Task to complete: Type out the complete listing below word for word, without its pictures.

Supplied records:
START
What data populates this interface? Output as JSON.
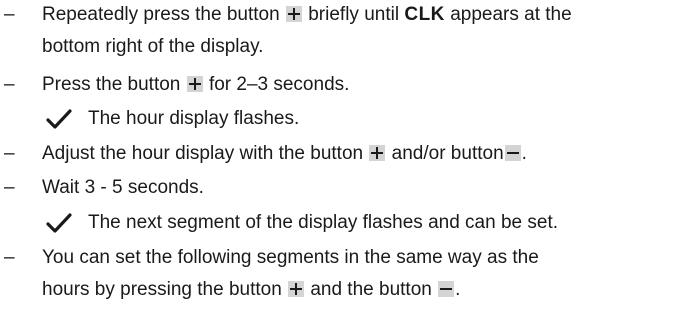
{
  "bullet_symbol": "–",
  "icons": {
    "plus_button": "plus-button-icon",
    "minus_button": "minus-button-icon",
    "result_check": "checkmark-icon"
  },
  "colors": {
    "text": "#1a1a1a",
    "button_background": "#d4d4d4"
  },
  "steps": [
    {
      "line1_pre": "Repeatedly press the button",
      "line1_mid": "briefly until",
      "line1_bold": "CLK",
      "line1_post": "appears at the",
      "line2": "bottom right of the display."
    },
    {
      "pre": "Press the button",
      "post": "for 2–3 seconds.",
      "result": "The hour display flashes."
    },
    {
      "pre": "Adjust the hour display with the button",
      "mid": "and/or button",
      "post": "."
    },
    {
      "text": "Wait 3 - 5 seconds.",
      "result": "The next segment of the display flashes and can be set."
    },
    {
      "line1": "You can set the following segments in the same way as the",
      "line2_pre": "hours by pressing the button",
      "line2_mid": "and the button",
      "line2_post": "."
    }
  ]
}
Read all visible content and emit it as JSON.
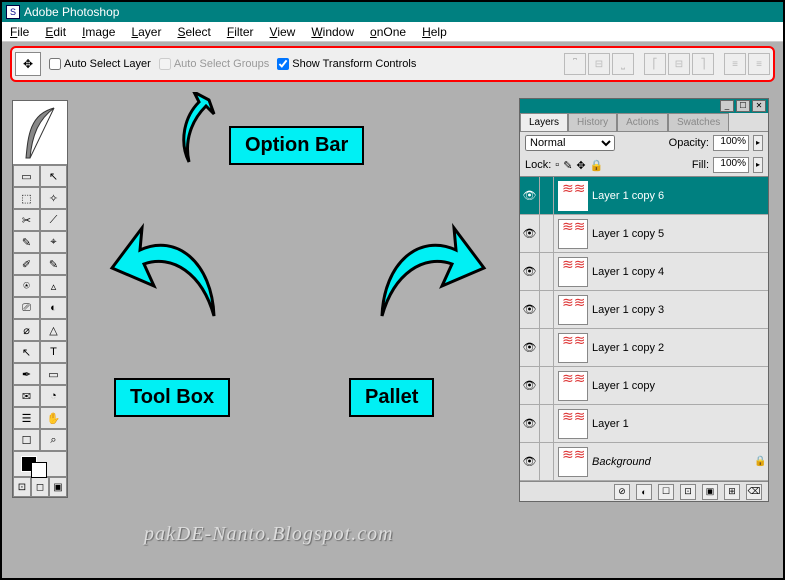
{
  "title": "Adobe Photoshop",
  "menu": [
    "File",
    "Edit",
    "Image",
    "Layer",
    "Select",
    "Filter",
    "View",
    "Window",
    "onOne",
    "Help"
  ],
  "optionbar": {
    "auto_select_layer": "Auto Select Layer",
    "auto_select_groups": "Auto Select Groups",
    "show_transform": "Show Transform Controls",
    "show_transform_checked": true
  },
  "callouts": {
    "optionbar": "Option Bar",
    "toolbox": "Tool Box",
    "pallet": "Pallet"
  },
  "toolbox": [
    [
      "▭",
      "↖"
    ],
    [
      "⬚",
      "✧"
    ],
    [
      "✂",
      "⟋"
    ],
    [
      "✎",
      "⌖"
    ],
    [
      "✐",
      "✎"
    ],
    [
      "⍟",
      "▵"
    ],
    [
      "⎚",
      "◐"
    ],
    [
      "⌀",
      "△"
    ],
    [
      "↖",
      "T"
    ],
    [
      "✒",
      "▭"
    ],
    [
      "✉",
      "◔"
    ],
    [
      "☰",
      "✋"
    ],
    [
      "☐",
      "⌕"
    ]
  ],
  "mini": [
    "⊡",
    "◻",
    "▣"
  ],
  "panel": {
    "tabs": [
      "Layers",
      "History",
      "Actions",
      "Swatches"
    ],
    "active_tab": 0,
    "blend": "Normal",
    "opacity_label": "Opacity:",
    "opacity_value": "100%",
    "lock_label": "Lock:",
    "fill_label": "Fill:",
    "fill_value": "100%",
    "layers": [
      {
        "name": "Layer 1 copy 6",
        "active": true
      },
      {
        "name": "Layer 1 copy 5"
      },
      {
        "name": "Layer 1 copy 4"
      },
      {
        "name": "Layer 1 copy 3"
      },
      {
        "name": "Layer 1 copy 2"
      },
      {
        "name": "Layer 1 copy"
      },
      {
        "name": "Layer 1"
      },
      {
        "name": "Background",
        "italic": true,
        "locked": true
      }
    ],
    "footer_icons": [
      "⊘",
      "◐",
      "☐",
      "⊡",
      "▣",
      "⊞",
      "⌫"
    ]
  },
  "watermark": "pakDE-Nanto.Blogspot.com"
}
END
Task result:
What data populates this interface? Output as JSON.
{
  "bullet_symbol": "–",
  "icons": {
    "plus_button": "plus-button-icon",
    "minus_button": "minus-button-icon",
    "result_check": "checkmark-icon"
  },
  "colors": {
    "text": "#1a1a1a",
    "button_background": "#d4d4d4"
  },
  "steps": [
    {
      "line1_pre": "Repeatedly press the button",
      "line1_mid": "briefly until",
      "line1_bold": "CLK",
      "line1_post": "appears at the",
      "line2": "bottom right of the display."
    },
    {
      "pre": "Press the button",
      "post": "for 2–3 seconds.",
      "result": "The hour display flashes."
    },
    {
      "pre": "Adjust the hour display with the button",
      "mid": "and/or button",
      "post": "."
    },
    {
      "text": "Wait 3 - 5 seconds.",
      "result": "The next segment of the display flashes and can be set."
    },
    {
      "line1": "You can set the following segments in the same way as the",
      "line2_pre": "hours by pressing the button",
      "line2_mid": "and the button",
      "line2_post": "."
    }
  ]
}
Read all visible content and emit it as JSON.
{
  "title": "Adobe Photoshop",
  "menu": [
    "File",
    "Edit",
    "Image",
    "Layer",
    "Select",
    "Filter",
    "View",
    "Window",
    "onOne",
    "Help"
  ],
  "optionbar": {
    "auto_select_layer": "Auto Select Layer",
    "auto_select_groups": "Auto Select Groups",
    "show_transform": "Show Transform Controls",
    "show_transform_checked": true
  },
  "callouts": {
    "optionbar": "Option Bar",
    "toolbox": "Tool Box",
    "pallet": "Pallet"
  },
  "toolbox": [
    [
      "▭",
      "↖"
    ],
    [
      "⬚",
      "✧"
    ],
    [
      "✂",
      "⟋"
    ],
    [
      "✎",
      "⌖"
    ],
    [
      "✐",
      "✎"
    ],
    [
      "⍟",
      "▵"
    ],
    [
      "⎚",
      "◐"
    ],
    [
      "⌀",
      "△"
    ],
    [
      "↖",
      "T"
    ],
    [
      "✒",
      "▭"
    ],
    [
      "✉",
      "◔"
    ],
    [
      "☰",
      "✋"
    ],
    [
      "☐",
      "⌕"
    ]
  ],
  "mini": [
    "⊡",
    "◻",
    "▣"
  ],
  "panel": {
    "tabs": [
      "Layers",
      "History",
      "Actions",
      "Swatches"
    ],
    "active_tab": 0,
    "blend": "Normal",
    "opacity_label": "Opacity:",
    "opacity_value": "100%",
    "lock_label": "Lock:",
    "fill_label": "Fill:",
    "fill_value": "100%",
    "layers": [
      {
        "name": "Layer 1 copy 6",
        "active": true
      },
      {
        "name": "Layer 1 copy 5"
      },
      {
        "name": "Layer 1 copy 4"
      },
      {
        "name": "Layer 1 copy 3"
      },
      {
        "name": "Layer 1 copy 2"
      },
      {
        "name": "Layer 1 copy"
      },
      {
        "name": "Layer 1"
      },
      {
        "name": "Background",
        "italic": true,
        "locked": true
      }
    ],
    "footer_icons": [
      "⊘",
      "◐",
      "☐",
      "⊡",
      "▣",
      "⊞",
      "⌫"
    ]
  },
  "watermark": "pakDE-Nanto.Blogspot.com"
}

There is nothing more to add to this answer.